Format the material from its first line through the line containing "source-item: Une source <box>305 481" as a JSON list of strings, one string per line, leaving out blank lines.

========================================================================

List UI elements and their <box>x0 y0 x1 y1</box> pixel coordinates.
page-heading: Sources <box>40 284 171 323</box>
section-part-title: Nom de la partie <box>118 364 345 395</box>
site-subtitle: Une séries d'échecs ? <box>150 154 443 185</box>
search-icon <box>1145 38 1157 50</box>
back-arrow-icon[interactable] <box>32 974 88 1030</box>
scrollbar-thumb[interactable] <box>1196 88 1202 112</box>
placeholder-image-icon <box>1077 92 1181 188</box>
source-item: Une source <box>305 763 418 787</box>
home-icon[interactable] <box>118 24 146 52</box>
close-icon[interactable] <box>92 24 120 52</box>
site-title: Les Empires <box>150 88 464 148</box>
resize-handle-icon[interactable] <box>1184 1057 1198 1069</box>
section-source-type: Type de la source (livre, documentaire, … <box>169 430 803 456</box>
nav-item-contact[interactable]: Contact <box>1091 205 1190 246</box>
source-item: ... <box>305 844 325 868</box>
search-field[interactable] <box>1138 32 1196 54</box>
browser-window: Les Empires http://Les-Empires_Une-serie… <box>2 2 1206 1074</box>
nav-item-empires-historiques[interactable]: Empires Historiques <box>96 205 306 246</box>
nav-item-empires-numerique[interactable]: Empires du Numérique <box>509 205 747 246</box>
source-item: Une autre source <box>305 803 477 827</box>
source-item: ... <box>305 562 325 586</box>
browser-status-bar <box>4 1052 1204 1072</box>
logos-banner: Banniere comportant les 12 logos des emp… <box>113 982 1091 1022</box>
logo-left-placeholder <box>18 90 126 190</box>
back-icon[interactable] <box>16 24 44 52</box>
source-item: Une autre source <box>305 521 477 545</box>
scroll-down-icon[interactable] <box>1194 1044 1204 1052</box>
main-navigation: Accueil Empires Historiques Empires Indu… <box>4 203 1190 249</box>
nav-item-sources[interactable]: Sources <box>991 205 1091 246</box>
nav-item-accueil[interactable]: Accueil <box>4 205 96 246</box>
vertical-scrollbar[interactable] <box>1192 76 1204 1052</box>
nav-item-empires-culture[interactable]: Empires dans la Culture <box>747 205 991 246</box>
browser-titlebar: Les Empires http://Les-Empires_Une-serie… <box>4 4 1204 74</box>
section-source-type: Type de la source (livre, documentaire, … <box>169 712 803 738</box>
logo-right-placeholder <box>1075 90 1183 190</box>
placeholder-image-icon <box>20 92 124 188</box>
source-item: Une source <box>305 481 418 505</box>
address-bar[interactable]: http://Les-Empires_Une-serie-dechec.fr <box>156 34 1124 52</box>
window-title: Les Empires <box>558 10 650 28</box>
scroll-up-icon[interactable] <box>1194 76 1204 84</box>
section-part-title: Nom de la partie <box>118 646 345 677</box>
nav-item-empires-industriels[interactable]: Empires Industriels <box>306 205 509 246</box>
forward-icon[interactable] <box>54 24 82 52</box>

========================================================================

■ **THE REPLY**
[
  "List UI elements and their <box>x0 y0 x1 y1</box> pixel coordinates.",
  "page-heading: Sources <box>40 284 171 323</box>",
  "section-part-title: Nom de la partie <box>118 364 345 395</box>",
  "site-subtitle: Une séries d'échecs ? <box>150 154 443 185</box>",
  "search-icon <box>1145 38 1157 50</box>",
  "back-arrow-icon[interactable] <box>32 974 88 1030</box>",
  "scrollbar-thumb[interactable] <box>1196 88 1202 112</box>",
  "placeholder-image-icon <box>1077 92 1181 188</box>",
  "source-item: Une source <box>305 763 418 787</box>",
  "home-icon[interactable] <box>118 24 146 52</box>",
  "close-icon[interactable] <box>92 24 120 52</box>",
  "site-title: Les Empires <box>150 88 464 148</box>",
  "resize-handle-icon[interactable] <box>1184 1057 1198 1069</box>",
  "section-source-type: Type de la source (livre, documentaire, … <box>169 430 803 456</box>",
  "nav-item-contact[interactable]: Contact <box>1091 205 1190 246</box>",
  "source-item: ... <box>305 844 325 868</box>",
  "search-field[interactable] <box>1138 32 1196 54</box>",
  "browser-window: Les Empires http://Les-Empires_Une-serie… <box>2 2 1206 1074</box>",
  "nav-item-empires-historiques[interactable]: Empires Historiques <box>96 205 306 246</box>",
  "nav-item-empires-numerique[interactable]: Empires du Numérique <box>509 205 747 246</box>",
  "source-item: Une autre source <box>305 803 477 827</box>",
  "source-item: ... <box>305 562 325 586</box>",
  "browser-status-bar <box>4 1052 1204 1072</box>",
  "logos-banner: Banniere comportant les 12 logos des emp… <box>113 982 1091 1022</box>",
  "logo-left-placeholder <box>18 90 126 190</box>",
  "back-icon[interactable] <box>16 24 44 52</box>",
  "source-item: Une autre source <box>305 521 477 545</box>",
  "scroll-down-icon[interactable] <box>1194 1044 1204 1052</box>",
  "main-navigation: Accueil Empires Historiques Empires Indu… <box>4 203 1190 249</box>",
  "nav-item-sources[interactable]: Sources <box>991 205 1091 246</box>",
  "nav-item-accueil[interactable]: Accueil <box>4 205 96 246</box>",
  "vertical-scrollbar[interactable] <box>1192 76 1204 1052</box>",
  "nav-item-empires-culture[interactable]: Empires dans la Culture <box>747 205 991 246</box>",
  "browser-titlebar: Les Empires http://Les-Empires_Une-serie… <box>4 4 1204 74</box>",
  "section-source-type: Type de la source (livre, documentaire, … <box>169 712 803 738</box>",
  "logo-right-placeholder <box>1075 90 1183 190</box>",
  "placeholder-image-icon <box>20 92 124 188</box>",
  "source-item: Une source <box>305 481 418 505</box>"
]